### What you have to do
Write out the material exactly, leaving every picture behind.
+++ Task inputs +++
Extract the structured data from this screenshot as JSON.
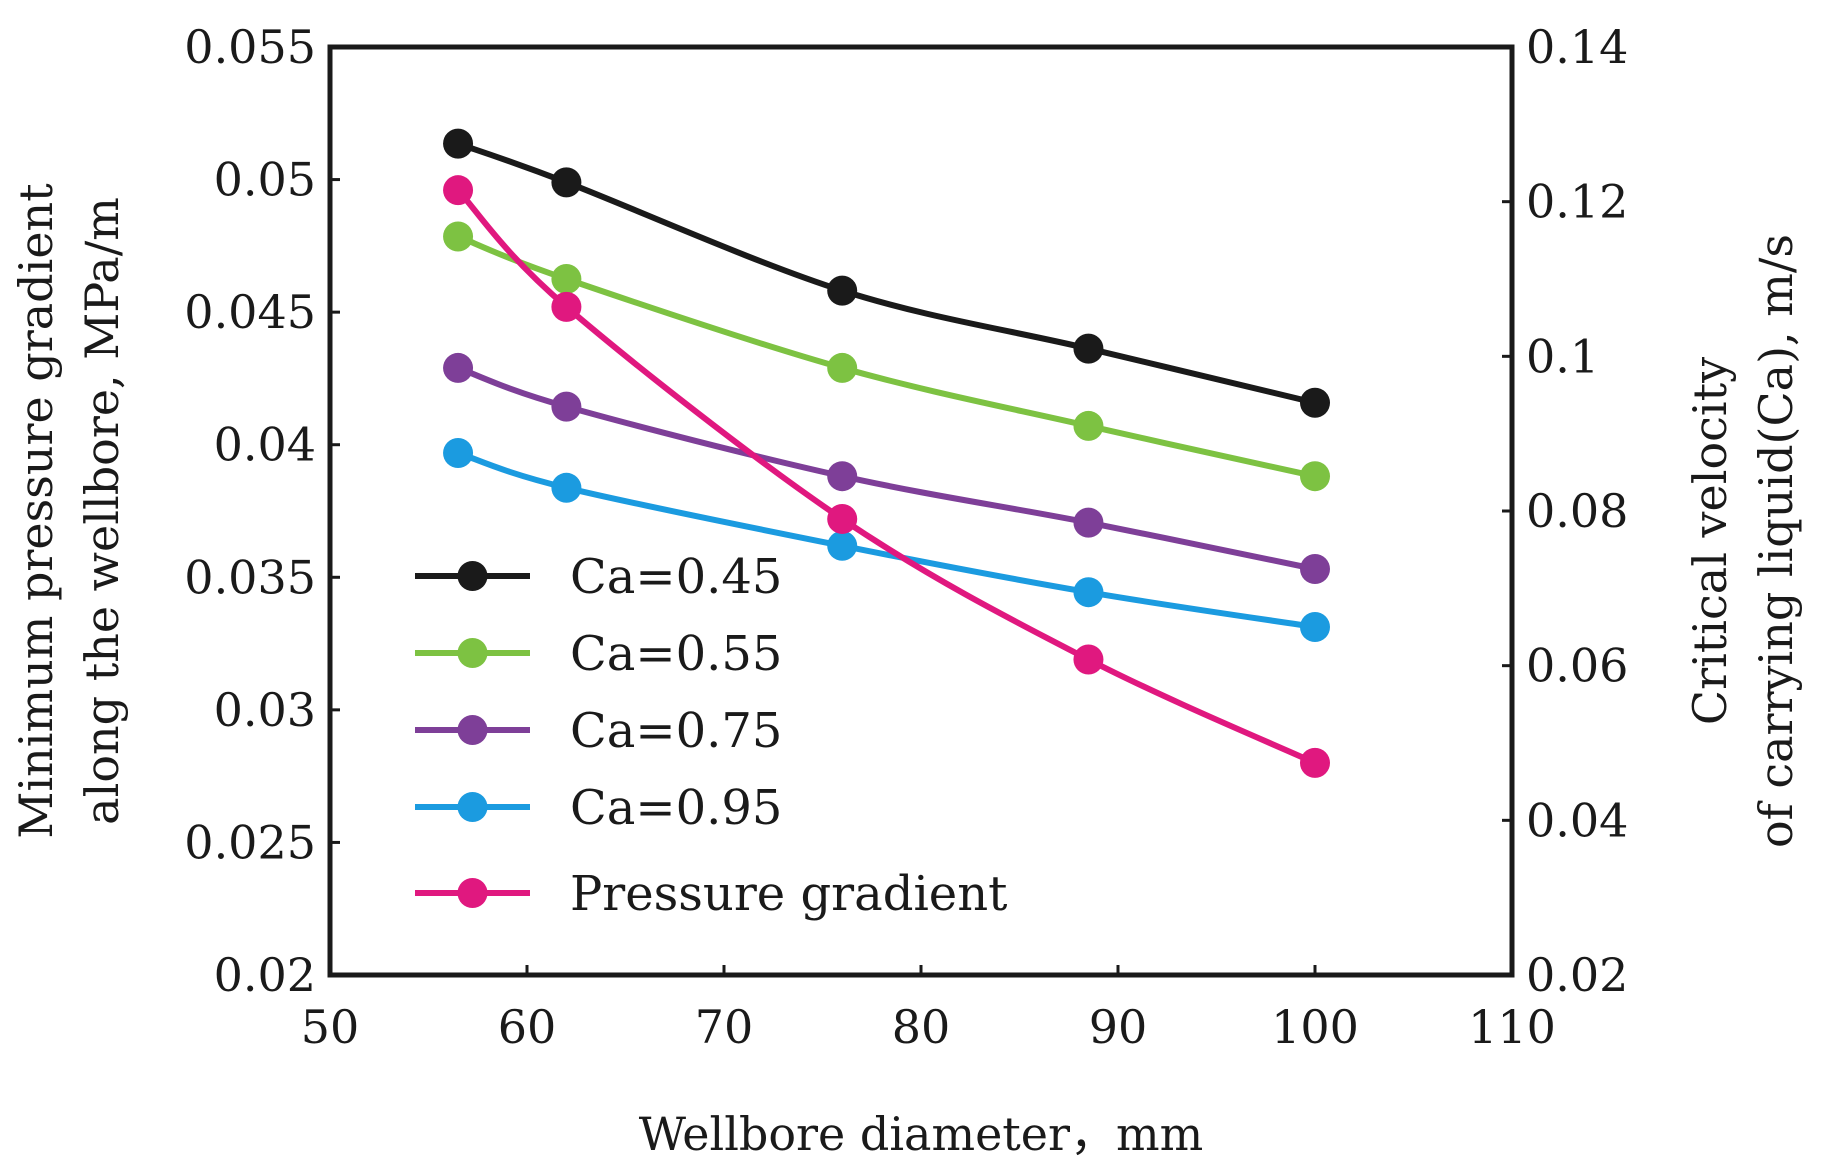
{
  "chart_data": {
    "type": "line",
    "title": "",
    "xlabel": "Wellbore diameter，mm",
    "ylabel_left": [
      "Minimum pressure gradient",
      "along the wellbore,  MPa/m"
    ],
    "ylabel_right": [
      "Critical velocity",
      "of carrying liquid(Ca),  m/s"
    ],
    "xlim": [
      50,
      110
    ],
    "ylim_left": [
      0.02,
      0.055
    ],
    "ylim_right": [
      0.02,
      0.14
    ],
    "x_ticks": [
      "50",
      "60",
      "70",
      "80",
      "90",
      "100",
      "110"
    ],
    "x_tick_values": [
      50,
      60,
      70,
      80,
      90,
      100,
      110
    ],
    "y_left_ticks": [
      "0.02",
      "0.025",
      "0.03",
      "0.035",
      "0.04",
      "0.045",
      "0.05",
      "0.055"
    ],
    "y_left_tick_values": [
      0.02,
      0.025,
      0.03,
      0.035,
      0.04,
      0.045,
      0.05,
      0.055
    ],
    "y_right_ticks": [
      "0.02",
      "0.04",
      "0.06",
      "0.08",
      "0.1",
      "0.12",
      "0.14"
    ],
    "y_right_tick_values": [
      0.02,
      0.04,
      0.06,
      0.08,
      0.1,
      0.12,
      0.14
    ],
    "grid": false,
    "legend_position": "lower-left",
    "series": [
      {
        "name": "Ca=0.45",
        "axis": "right",
        "color": "#1a1a1a",
        "x": [
          56.5,
          62,
          76,
          88.5,
          100
        ],
        "y": [
          0.1275,
          0.1225,
          0.1085,
          0.101,
          0.094
        ]
      },
      {
        "name": "Ca=0.55",
        "axis": "right",
        "color": "#7dc242",
        "x": [
          56.5,
          62,
          76,
          88.5,
          100
        ],
        "y": [
          0.1155,
          0.11,
          0.0985,
          0.091,
          0.0845
        ]
      },
      {
        "name": "Ca=0.75",
        "axis": "right",
        "color": "#7e3f98",
        "x": [
          56.5,
          62,
          76,
          88.5,
          100
        ],
        "y": [
          0.0985,
          0.0935,
          0.0845,
          0.0785,
          0.0725
        ]
      },
      {
        "name": "Ca=0.95",
        "axis": "right",
        "color": "#1b9be0",
        "x": [
          56.5,
          62,
          76,
          88.5,
          100
        ],
        "y": [
          0.0875,
          0.083,
          0.0755,
          0.0695,
          0.065
        ]
      },
      {
        "name": "Pressure gradient",
        "axis": "left",
        "color": "#e0187f",
        "x": [
          56.5,
          62,
          76,
          88.5,
          100
        ],
        "y": [
          0.0496,
          0.0452,
          0.0372,
          0.0319,
          0.028
        ]
      }
    ]
  }
}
+++
### Output
Extract the structured data from this screenshot as JSON.
{
  "chart_data": {
    "type": "line",
    "title": "",
    "xlabel": "Wellbore diameter，mm",
    "ylabel_left": [
      "Minimum pressure gradient",
      "along the wellbore,  MPa/m"
    ],
    "ylabel_right": [
      "Critical velocity",
      "of carrying liquid(Ca),  m/s"
    ],
    "xlim": [
      50,
      110
    ],
    "ylim_left": [
      0.02,
      0.055
    ],
    "ylim_right": [
      0.02,
      0.14
    ],
    "x_ticks": [
      "50",
      "60",
      "70",
      "80",
      "90",
      "100",
      "110"
    ],
    "x_tick_values": [
      50,
      60,
      70,
      80,
      90,
      100,
      110
    ],
    "y_left_ticks": [
      "0.02",
      "0.025",
      "0.03",
      "0.035",
      "0.04",
      "0.045",
      "0.05",
      "0.055"
    ],
    "y_left_tick_values": [
      0.02,
      0.025,
      0.03,
      0.035,
      0.04,
      0.045,
      0.05,
      0.055
    ],
    "y_right_ticks": [
      "0.02",
      "0.04",
      "0.06",
      "0.08",
      "0.1",
      "0.12",
      "0.14"
    ],
    "y_right_tick_values": [
      0.02,
      0.04,
      0.06,
      0.08,
      0.1,
      0.12,
      0.14
    ],
    "grid": false,
    "legend_position": "lower-left",
    "series": [
      {
        "name": "Ca=0.45",
        "axis": "right",
        "color": "#1a1a1a",
        "x": [
          56.5,
          62,
          76,
          88.5,
          100
        ],
        "y": [
          0.1275,
          0.1225,
          0.1085,
          0.101,
          0.094
        ]
      },
      {
        "name": "Ca=0.55",
        "axis": "right",
        "color": "#7dc242",
        "x": [
          56.5,
          62,
          76,
          88.5,
          100
        ],
        "y": [
          0.1155,
          0.11,
          0.0985,
          0.091,
          0.0845
        ]
      },
      {
        "name": "Ca=0.75",
        "axis": "right",
        "color": "#7e3f98",
        "x": [
          56.5,
          62,
          76,
          88.5,
          100
        ],
        "y": [
          0.0985,
          0.0935,
          0.0845,
          0.0785,
          0.0725
        ]
      },
      {
        "name": "Ca=0.95",
        "axis": "right",
        "color": "#1b9be0",
        "x": [
          56.5,
          62,
          76,
          88.5,
          100
        ],
        "y": [
          0.0875,
          0.083,
          0.0755,
          0.0695,
          0.065
        ]
      },
      {
        "name": "Pressure gradient",
        "axis": "left",
        "color": "#e0187f",
        "x": [
          56.5,
          62,
          76,
          88.5,
          100
        ],
        "y": [
          0.0496,
          0.0452,
          0.0372,
          0.0319,
          0.028
        ]
      }
    ]
  }
}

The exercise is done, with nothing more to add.